Copy each line below that includes "style".

(Items listed in a dataset)
----

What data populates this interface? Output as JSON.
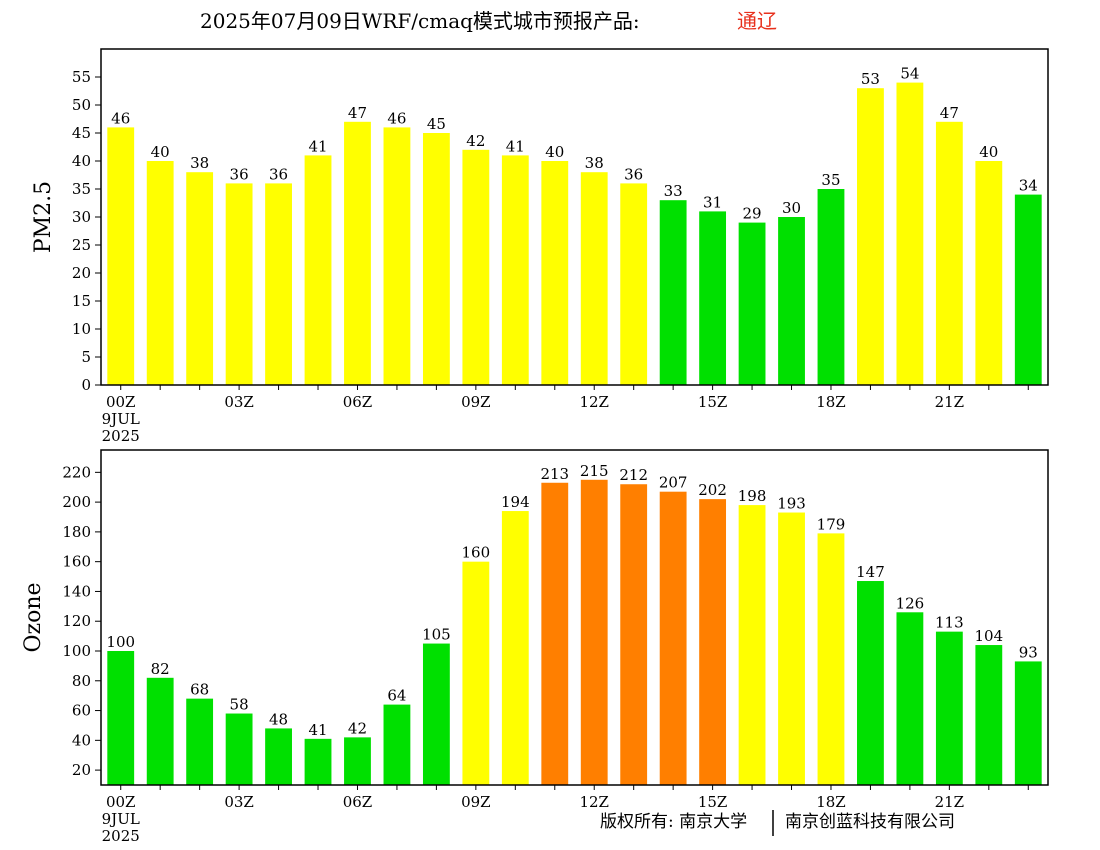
{
  "title": "2025年07月09日WRF/cmaq模式城市预报产品:",
  "status": "通辽",
  "copyright_left": "版权所有: 南京大学",
  "copyright_right": "南京创蓝科技有限公司",
  "colors": {
    "good": "#00e000",
    "moderate": "#ffff00",
    "unhealthy_sensitive": "#ff7f00",
    "frame": "#000000",
    "status_text": "#e8301c"
  },
  "chart_data": [
    {
      "type": "bar",
      "ylabel": "PM2.5",
      "ylim": [
        0,
        60
      ],
      "yticks": [
        0,
        5,
        10,
        15,
        20,
        25,
        30,
        35,
        40,
        45,
        50,
        55
      ],
      "x": [
        "00Z",
        "01Z",
        "02Z",
        "03Z",
        "04Z",
        "05Z",
        "06Z",
        "07Z",
        "08Z",
        "09Z",
        "10Z",
        "11Z",
        "12Z",
        "13Z",
        "14Z",
        "15Z",
        "16Z",
        "17Z",
        "18Z",
        "19Z",
        "20Z",
        "21Z",
        "22Z",
        "23Z"
      ],
      "xtick_labels": [
        {
          "index": 0,
          "lines": [
            "00Z",
            "9JUL",
            "2025"
          ]
        },
        {
          "index": 3,
          "lines": [
            "03Z"
          ]
        },
        {
          "index": 6,
          "lines": [
            "06Z"
          ]
        },
        {
          "index": 9,
          "lines": [
            "09Z"
          ]
        },
        {
          "index": 12,
          "lines": [
            "12Z"
          ]
        },
        {
          "index": 15,
          "lines": [
            "15Z"
          ]
        },
        {
          "index": 18,
          "lines": [
            "18Z"
          ]
        },
        {
          "index": 21,
          "lines": [
            "21Z"
          ]
        }
      ],
      "values": [
        46,
        40,
        38,
        36,
        36,
        41,
        47,
        46,
        45,
        42,
        41,
        40,
        38,
        36,
        33,
        31,
        29,
        30,
        35,
        53,
        54,
        47,
        40,
        34
      ],
      "bar_colors": [
        "#ffff00",
        "#ffff00",
        "#ffff00",
        "#ffff00",
        "#ffff00",
        "#ffff00",
        "#ffff00",
        "#ffff00",
        "#ffff00",
        "#ffff00",
        "#ffff00",
        "#ffff00",
        "#ffff00",
        "#ffff00",
        "#00e000",
        "#00e000",
        "#00e000",
        "#00e000",
        "#00e000",
        "#ffff00",
        "#ffff00",
        "#ffff00",
        "#ffff00",
        "#00e000"
      ]
    },
    {
      "type": "bar",
      "ylabel": "Ozone",
      "ylim": [
        10,
        235
      ],
      "yticks": [
        20,
        40,
        60,
        80,
        100,
        120,
        140,
        160,
        180,
        200,
        220
      ],
      "x": [
        "00Z",
        "01Z",
        "02Z",
        "03Z",
        "04Z",
        "05Z",
        "06Z",
        "07Z",
        "08Z",
        "09Z",
        "10Z",
        "11Z",
        "12Z",
        "13Z",
        "14Z",
        "15Z",
        "16Z",
        "17Z",
        "18Z",
        "19Z",
        "20Z",
        "21Z",
        "22Z",
        "23Z"
      ],
      "xtick_labels": [
        {
          "index": 0,
          "lines": [
            "00Z",
            "9JUL",
            "2025"
          ]
        },
        {
          "index": 3,
          "lines": [
            "03Z"
          ]
        },
        {
          "index": 6,
          "lines": [
            "06Z"
          ]
        },
        {
          "index": 9,
          "lines": [
            "09Z"
          ]
        },
        {
          "index": 12,
          "lines": [
            "12Z"
          ]
        },
        {
          "index": 15,
          "lines": [
            "15Z"
          ]
        },
        {
          "index": 18,
          "lines": [
            "18Z"
          ]
        },
        {
          "index": 21,
          "lines": [
            "21Z"
          ]
        }
      ],
      "values": [
        100,
        82,
        68,
        58,
        48,
        41,
        42,
        64,
        105,
        160,
        194,
        213,
        215,
        212,
        207,
        202,
        198,
        193,
        179,
        147,
        126,
        113,
        104,
        93
      ],
      "bar_colors": [
        "#00e000",
        "#00e000",
        "#00e000",
        "#00e000",
        "#00e000",
        "#00e000",
        "#00e000",
        "#00e000",
        "#00e000",
        "#ffff00",
        "#ffff00",
        "#ff7f00",
        "#ff7f00",
        "#ff7f00",
        "#ff7f00",
        "#ff7f00",
        "#ffff00",
        "#ffff00",
        "#ffff00",
        "#00e000",
        "#00e000",
        "#00e000",
        "#00e000",
        "#00e000"
      ]
    }
  ]
}
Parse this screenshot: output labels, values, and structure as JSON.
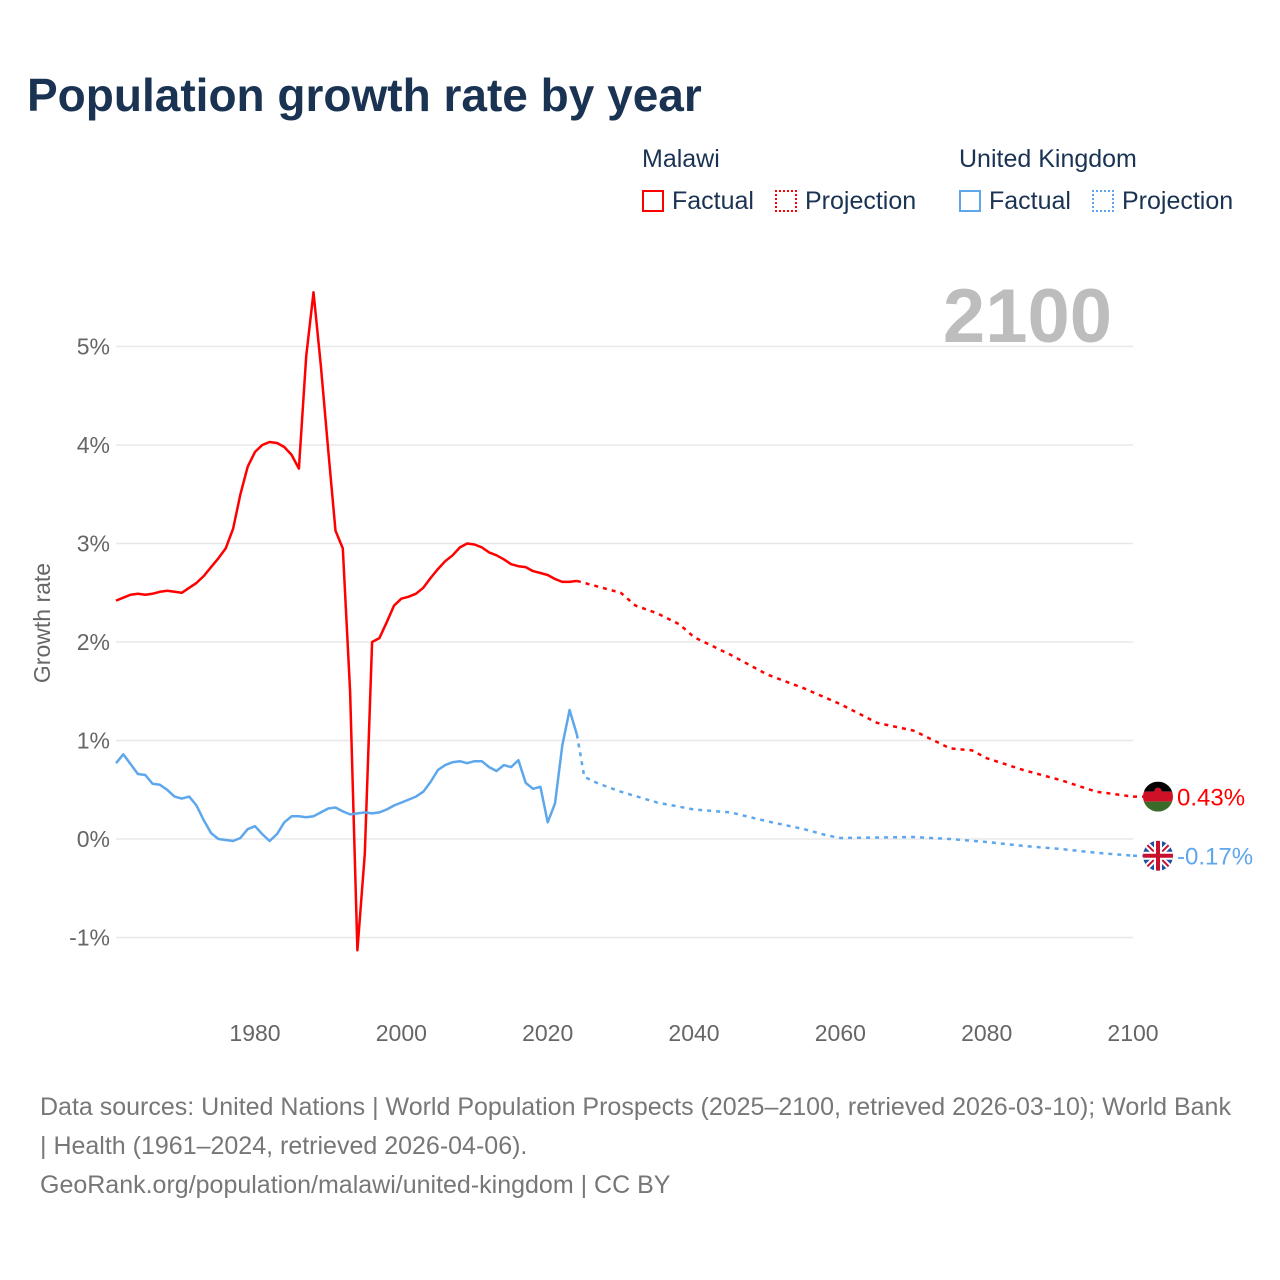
{
  "title": "Population growth rate by year",
  "legend": {
    "groups": [
      {
        "name": "Malawi",
        "factual": "Factual",
        "projection": "Projection",
        "color": "#ff0000"
      },
      {
        "name": "United Kingdom",
        "factual": "Factual",
        "projection": "Projection",
        "color": "#5ea7ec"
      }
    ]
  },
  "sources": [
    "Data sources: United Nations | World Population Prospects (2025–2100, retrieved 2026-03-10); World Bank | Health (1961–2024, retrieved 2026-04-06).",
    "GeoRank.org/population/malawi/united-kingdom | CC BY"
  ],
  "chart_data": {
    "type": "line",
    "title": "Population growth rate by year",
    "ylabel": "Growth rate",
    "xlim": [
      1961,
      2100
    ],
    "ylim": [
      -1.3,
      5.8
    ],
    "x_ticks": [
      1980,
      2000,
      2020,
      2040,
      2060,
      2080,
      2100
    ],
    "y_ticks": [
      -1,
      0,
      1,
      2,
      3,
      4,
      5
    ],
    "y_tick_labels": [
      "-1%",
      "0%",
      "1%",
      "2%",
      "3%",
      "4%",
      "5%"
    ],
    "year_label": "2100",
    "series": [
      {
        "name": "Malawi",
        "kind": "factual",
        "color": "#ff0000",
        "x_start": 1961,
        "values": [
          2.42,
          2.45,
          2.48,
          2.49,
          2.48,
          2.49,
          2.51,
          2.52,
          2.51,
          2.5,
          2.55,
          2.6,
          2.67,
          2.76,
          2.85,
          2.95,
          3.15,
          3.5,
          3.78,
          3.93,
          4.0,
          4.03,
          4.02,
          3.98,
          3.9,
          3.76,
          4.9,
          5.55,
          4.8,
          3.95,
          3.13,
          2.95,
          1.5,
          -1.13,
          -0.15,
          2.0,
          2.04,
          2.2,
          2.37,
          2.44,
          2.46,
          2.49,
          2.55,
          2.65,
          2.74,
          2.82,
          2.88,
          2.96,
          3.0,
          2.99,
          2.96,
          2.91,
          2.88,
          2.84,
          2.79,
          2.77,
          2.76,
          2.72,
          2.7,
          2.68,
          2.64,
          2.61,
          2.61,
          2.62
        ]
      },
      {
        "name": "Malawi",
        "kind": "projection",
        "color": "#ff0000",
        "x": [
          2024,
          2025,
          2030,
          2032,
          2035,
          2038,
          2040,
          2045,
          2050,
          2055,
          2060,
          2065,
          2070,
          2075,
          2078,
          2080,
          2085,
          2090,
          2095,
          2100
        ],
        "values": [
          2.62,
          2.6,
          2.5,
          2.37,
          2.29,
          2.18,
          2.05,
          1.87,
          1.67,
          1.53,
          1.37,
          1.18,
          1.1,
          0.92,
          0.9,
          0.82,
          0.7,
          0.6,
          0.48,
          0.43
        ]
      },
      {
        "name": "United Kingdom",
        "kind": "factual",
        "color": "#5ea7ec",
        "x_start": 1961,
        "values": [
          0.77,
          0.86,
          0.76,
          0.66,
          0.65,
          0.56,
          0.55,
          0.5,
          0.43,
          0.41,
          0.43,
          0.34,
          0.19,
          0.06,
          0.0,
          -0.01,
          -0.02,
          0.01,
          0.1,
          0.13,
          0.05,
          -0.02,
          0.05,
          0.17,
          0.23,
          0.23,
          0.22,
          0.23,
          0.27,
          0.31,
          0.32,
          0.28,
          0.25,
          0.26,
          0.27,
          0.26,
          0.27,
          0.3,
          0.34,
          0.37,
          0.4,
          0.43,
          0.48,
          0.58,
          0.7,
          0.75,
          0.78,
          0.79,
          0.77,
          0.79,
          0.79,
          0.73,
          0.69,
          0.75,
          0.73,
          0.8,
          0.57,
          0.51,
          0.53,
          0.17,
          0.36,
          0.95,
          1.31,
          1.06
        ]
      },
      {
        "name": "United Kingdom",
        "kind": "projection",
        "color": "#5ea7ec",
        "x": [
          2024,
          2025,
          2027,
          2030,
          2035,
          2040,
          2045,
          2050,
          2055,
          2058,
          2060,
          2070,
          2075,
          2080,
          2085,
          2090,
          2095,
          2100
        ],
        "values": [
          1.06,
          0.63,
          0.56,
          0.48,
          0.37,
          0.3,
          0.27,
          0.18,
          0.1,
          0.04,
          0.01,
          0.02,
          0.0,
          -0.03,
          -0.07,
          -0.1,
          -0.14,
          -0.17
        ]
      }
    ],
    "end_labels": [
      {
        "country": "Malawi",
        "text": "0.43%",
        "color": "#ff0000"
      },
      {
        "country": "United Kingdom",
        "text": "-0.17%",
        "color": "#5ea7ec"
      }
    ]
  }
}
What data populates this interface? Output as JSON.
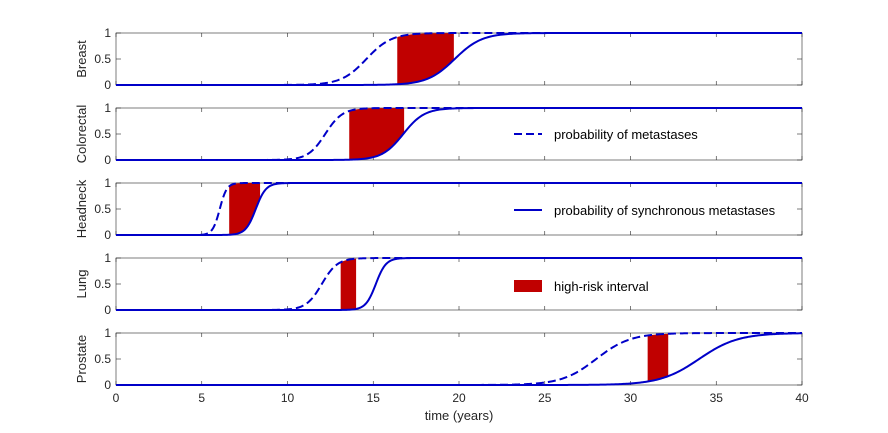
{
  "chart_data": {
    "type": "line",
    "xlabel": "time (years)",
    "xlim": [
      0,
      40
    ],
    "ylim": [
      0,
      1
    ],
    "x_ticks": [
      "0",
      "5",
      "10",
      "15",
      "20",
      "25",
      "30",
      "35",
      "40"
    ],
    "y_ticks": [
      "0",
      "0.5",
      "1"
    ],
    "colors": {
      "line": "#0000c8",
      "interval": "#c00000"
    },
    "legend": {
      "placement": "right",
      "entries": [
        {
          "label": "probability of metastases",
          "style": "dashed"
        },
        {
          "label": "probability of synchronous metastases",
          "style": "solid"
        },
        {
          "label": "high-risk interval",
          "style": "patch"
        }
      ]
    },
    "panels": [
      {
        "ylabel": "Breast",
        "metastases": {
          "t10": 13.0,
          "t90": 16.2
        },
        "synchronous": {
          "t10": 18.0,
          "t90": 21.5
        },
        "interval": [
          16.4,
          19.7
        ]
      },
      {
        "ylabel": "Colorectal",
        "metastases": {
          "t10": 11.1,
          "t90": 13.3
        },
        "synchronous": {
          "t10": 15.4,
          "t90": 18.1
        },
        "interval": [
          13.6,
          16.8
        ]
      },
      {
        "ylabel": "Headneck",
        "metastases": {
          "t10": 5.6,
          "t90": 6.5
        },
        "synchronous": {
          "t10": 7.5,
          "t90": 8.8
        },
        "interval": [
          6.6,
          8.4
        ]
      },
      {
        "ylabel": "Lung",
        "metastases": {
          "t10": 11.0,
          "t90": 13.0
        },
        "synchronous": {
          "t10": 14.5,
          "t90": 15.8
        },
        "interval": [
          13.1,
          14.0
        ]
      },
      {
        "ylabel": "Prostate",
        "metastases": {
          "t10": 25.8,
          "t90": 30.2
        },
        "synchronous": {
          "t10": 31.5,
          "t90": 36.5
        },
        "interval": [
          31.0,
          32.2
        ]
      }
    ]
  }
}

----

§ **OUTPUT BELOW**
          "style": "dashed"
          "style": "solid"
          "style": "patch"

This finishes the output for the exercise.